Every entry needs to be reproduced exactly.

▶ _Structured figure records_:
- - -

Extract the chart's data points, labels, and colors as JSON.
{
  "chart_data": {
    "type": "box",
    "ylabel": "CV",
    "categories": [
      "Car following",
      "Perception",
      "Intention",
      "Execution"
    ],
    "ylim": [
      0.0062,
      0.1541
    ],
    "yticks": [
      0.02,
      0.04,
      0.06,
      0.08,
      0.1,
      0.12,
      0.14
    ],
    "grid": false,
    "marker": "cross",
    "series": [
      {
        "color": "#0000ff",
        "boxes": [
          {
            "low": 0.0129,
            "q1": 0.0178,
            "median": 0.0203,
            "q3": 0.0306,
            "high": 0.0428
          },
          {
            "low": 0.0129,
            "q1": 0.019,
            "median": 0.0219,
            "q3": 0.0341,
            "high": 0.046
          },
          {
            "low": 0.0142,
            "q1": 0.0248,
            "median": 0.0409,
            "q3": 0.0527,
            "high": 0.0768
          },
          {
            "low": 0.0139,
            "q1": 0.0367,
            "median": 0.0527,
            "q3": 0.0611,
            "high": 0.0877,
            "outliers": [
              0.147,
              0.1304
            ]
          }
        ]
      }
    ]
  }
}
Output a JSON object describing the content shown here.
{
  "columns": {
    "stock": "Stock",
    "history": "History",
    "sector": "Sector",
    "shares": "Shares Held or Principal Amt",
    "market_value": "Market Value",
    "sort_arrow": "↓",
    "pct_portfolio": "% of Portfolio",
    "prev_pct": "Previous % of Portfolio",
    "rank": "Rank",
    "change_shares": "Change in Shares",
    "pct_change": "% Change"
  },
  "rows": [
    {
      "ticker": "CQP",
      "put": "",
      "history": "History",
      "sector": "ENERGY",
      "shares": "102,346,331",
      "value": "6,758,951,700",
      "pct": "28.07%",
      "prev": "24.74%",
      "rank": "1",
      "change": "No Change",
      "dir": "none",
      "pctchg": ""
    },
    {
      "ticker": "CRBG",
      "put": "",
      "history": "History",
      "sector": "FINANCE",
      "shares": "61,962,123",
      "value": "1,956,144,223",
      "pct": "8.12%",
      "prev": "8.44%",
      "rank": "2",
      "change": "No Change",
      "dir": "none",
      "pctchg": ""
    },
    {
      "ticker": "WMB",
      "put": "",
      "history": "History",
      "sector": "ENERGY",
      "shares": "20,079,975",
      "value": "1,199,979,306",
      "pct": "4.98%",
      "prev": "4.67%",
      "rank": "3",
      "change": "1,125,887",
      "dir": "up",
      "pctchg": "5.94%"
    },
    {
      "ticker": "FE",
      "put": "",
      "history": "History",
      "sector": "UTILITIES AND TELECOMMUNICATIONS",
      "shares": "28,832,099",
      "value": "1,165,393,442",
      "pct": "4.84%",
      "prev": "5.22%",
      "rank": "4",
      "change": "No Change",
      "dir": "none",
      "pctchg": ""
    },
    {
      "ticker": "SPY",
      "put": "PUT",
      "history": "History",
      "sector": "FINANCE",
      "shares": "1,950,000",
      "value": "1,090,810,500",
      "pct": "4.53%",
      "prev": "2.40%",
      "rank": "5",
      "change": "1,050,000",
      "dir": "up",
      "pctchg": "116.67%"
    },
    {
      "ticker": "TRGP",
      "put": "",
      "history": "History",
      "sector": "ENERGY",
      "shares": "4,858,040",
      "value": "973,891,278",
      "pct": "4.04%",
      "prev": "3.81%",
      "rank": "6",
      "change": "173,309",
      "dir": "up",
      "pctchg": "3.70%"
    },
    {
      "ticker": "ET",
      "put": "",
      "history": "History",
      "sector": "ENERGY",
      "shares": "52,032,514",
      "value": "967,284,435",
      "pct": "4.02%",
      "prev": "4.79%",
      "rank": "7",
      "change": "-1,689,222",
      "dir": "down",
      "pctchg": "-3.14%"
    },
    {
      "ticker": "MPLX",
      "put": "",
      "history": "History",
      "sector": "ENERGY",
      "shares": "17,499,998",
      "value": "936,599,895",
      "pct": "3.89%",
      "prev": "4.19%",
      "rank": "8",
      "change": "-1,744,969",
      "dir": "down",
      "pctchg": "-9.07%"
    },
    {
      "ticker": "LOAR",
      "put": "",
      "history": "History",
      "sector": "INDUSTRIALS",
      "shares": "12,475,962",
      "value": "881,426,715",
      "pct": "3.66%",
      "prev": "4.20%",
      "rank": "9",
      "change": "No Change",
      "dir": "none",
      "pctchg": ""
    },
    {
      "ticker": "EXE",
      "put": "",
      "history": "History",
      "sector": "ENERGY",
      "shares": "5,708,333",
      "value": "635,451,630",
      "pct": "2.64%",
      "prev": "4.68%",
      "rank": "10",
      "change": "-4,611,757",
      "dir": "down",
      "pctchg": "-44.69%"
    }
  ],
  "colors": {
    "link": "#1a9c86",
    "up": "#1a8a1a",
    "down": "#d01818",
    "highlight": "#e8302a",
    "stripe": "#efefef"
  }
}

- - -

▶ _RESULT OF THIS TASK_:
Extract the chart's data points, labels, and colors as JSON.
{
  "chart_data": {
    "type": "box",
    "ylabel": "CV",
    "categories": [
      "Car following",
      "Perception",
      "Intention",
      "Execution"
    ],
    "ylim": [
      0.0062,
      0.1541
    ],
    "yticks": [
      0.02,
      0.04,
      0.06,
      0.08,
      0.1,
      0.12,
      0.14
    ],
    "grid": false,
    "marker": "cross",
    "series": [
      {
        "color": "#0000ff",
        "boxes": [
          {
            "low": 0.0129,
            "q1": 0.0178,
            "median": 0.0203,
            "q3": 0.0306,
            "high": 0.0428
          },
          {
            "low": 0.0129,
            "q1": 0.019,
            "median": 0.0219,
            "q3": 0.0341,
            "high": 0.046
          },
          {
            "low": 0.0142,
            "q1": 0.0248,
            "median": 0.0409,
            "q3": 0.0527,
            "high": 0.0768
          },
          {
            "low": 0.0139,
            "q1": 0.0367,
            "median": 0.0527,
            "q3": 0.0611,
            "high": 0.0877,
            "outliers": [
              0.147,
              0.1304
            ]
          }
        ]
      }
    ]
  }
}
Output a JSON object describing the content shown here.
{
  "columns": {
    "stock": "Stock",
    "history": "History",
    "sector": "Sector",
    "shares": "Shares Held or Principal Amt",
    "market_value": "Market Value",
    "sort_arrow": "↓",
    "pct_portfolio": "% of Portfolio",
    "prev_pct": "Previous % of Portfolio",
    "rank": "Rank",
    "change_shares": "Change in Shares",
    "pct_change": "% Change"
  },
  "rows": [
    {
      "ticker": "CQP",
      "put": "",
      "history": "History",
      "sector": "ENERGY",
      "shares": "102,346,331",
      "value": "6,758,951,700",
      "pct": "28.07%",
      "prev": "24.74%",
      "rank": "1",
      "change": "No Change",
      "dir": "none",
      "pctchg": ""
    },
    {
      "ticker": "CRBG",
      "put": "",
      "history": "History",
      "sector": "FINANCE",
      "shares": "61,962,123",
      "value": "1,956,144,223",
      "pct": "8.12%",
      "prev": "8.44%",
      "rank": "2",
      "change": "No Change",
      "dir": "none",
      "pctchg": ""
    },
    {
      "ticker": "WMB",
      "put": "",
      "history": "History",
      "sector": "ENERGY",
      "shares": "20,079,975",
      "value": "1,199,979,306",
      "pct": "4.98%",
      "prev": "4.67%",
      "rank": "3",
      "change": "1,125,887",
      "dir": "up",
      "pctchg": "5.94%"
    },
    {
      "ticker": "FE",
      "put": "",
      "history": "History",
      "sector": "UTILITIES AND TELECOMMUNICATIONS",
      "shares": "28,832,099",
      "value": "1,165,393,442",
      "pct": "4.84%",
      "prev": "5.22%",
      "rank": "4",
      "change": "No Change",
      "dir": "none",
      "pctchg": ""
    },
    {
      "ticker": "SPY",
      "put": "PUT",
      "history": "History",
      "sector": "FINANCE",
      "shares": "1,950,000",
      "value": "1,090,810,500",
      "pct": "4.53%",
      "prev": "2.40%",
      "rank": "5",
      "change": "1,050,000",
      "dir": "up",
      "pctchg": "116.67%"
    },
    {
      "ticker": "TRGP",
      "put": "",
      "history": "History",
      "sector": "ENERGY",
      "shares": "4,858,040",
      "value": "973,891,278",
      "pct": "4.04%",
      "prev": "3.81%",
      "rank": "6",
      "change": "173,309",
      "dir": "up",
      "pctchg": "3.70%"
    },
    {
      "ticker": "ET",
      "put": "",
      "history": "History",
      "sector": "ENERGY",
      "shares": "52,032,514",
      "value": "967,284,435",
      "pct": "4.02%",
      "prev": "4.79%",
      "rank": "7",
      "change": "-1,689,222",
      "dir": "down",
      "pctchg": "-3.14%"
    },
    {
      "ticker": "MPLX",
      "put": "",
      "history": "History",
      "sector": "ENERGY",
      "shares": "17,499,998",
      "value": "936,599,895",
      "pct": "3.89%",
      "prev": "4.19%",
      "rank": "8",
      "change": "-1,744,969",
      "dir": "down",
      "pctchg": "-9.07%"
    },
    {
      "ticker": "LOAR",
      "put": "",
      "history": "History",
      "sector": "INDUSTRIALS",
      "shares": "12,475,962",
      "value": "881,426,715",
      "pct": "3.66%",
      "prev": "4.20%",
      "rank": "9",
      "change": "No Change",
      "dir": "none",
      "pctchg": ""
    },
    {
      "ticker": "EXE",
      "put": "",
      "history": "History",
      "sector": "ENERGY",
      "shares": "5,708,333",
      "value": "635,451,630",
      "pct": "2.64%",
      "prev": "4.68%",
      "rank": "10",
      "change": "-4,611,757",
      "dir": "down",
      "pctchg": "-44.69%"
    }
  ],
  "colors": {
    "link": "#1a9c86",
    "up": "#1a8a1a",
    "down": "#d01818",
    "highlight": "#e8302a",
    "stripe": "#efefef"
  }
}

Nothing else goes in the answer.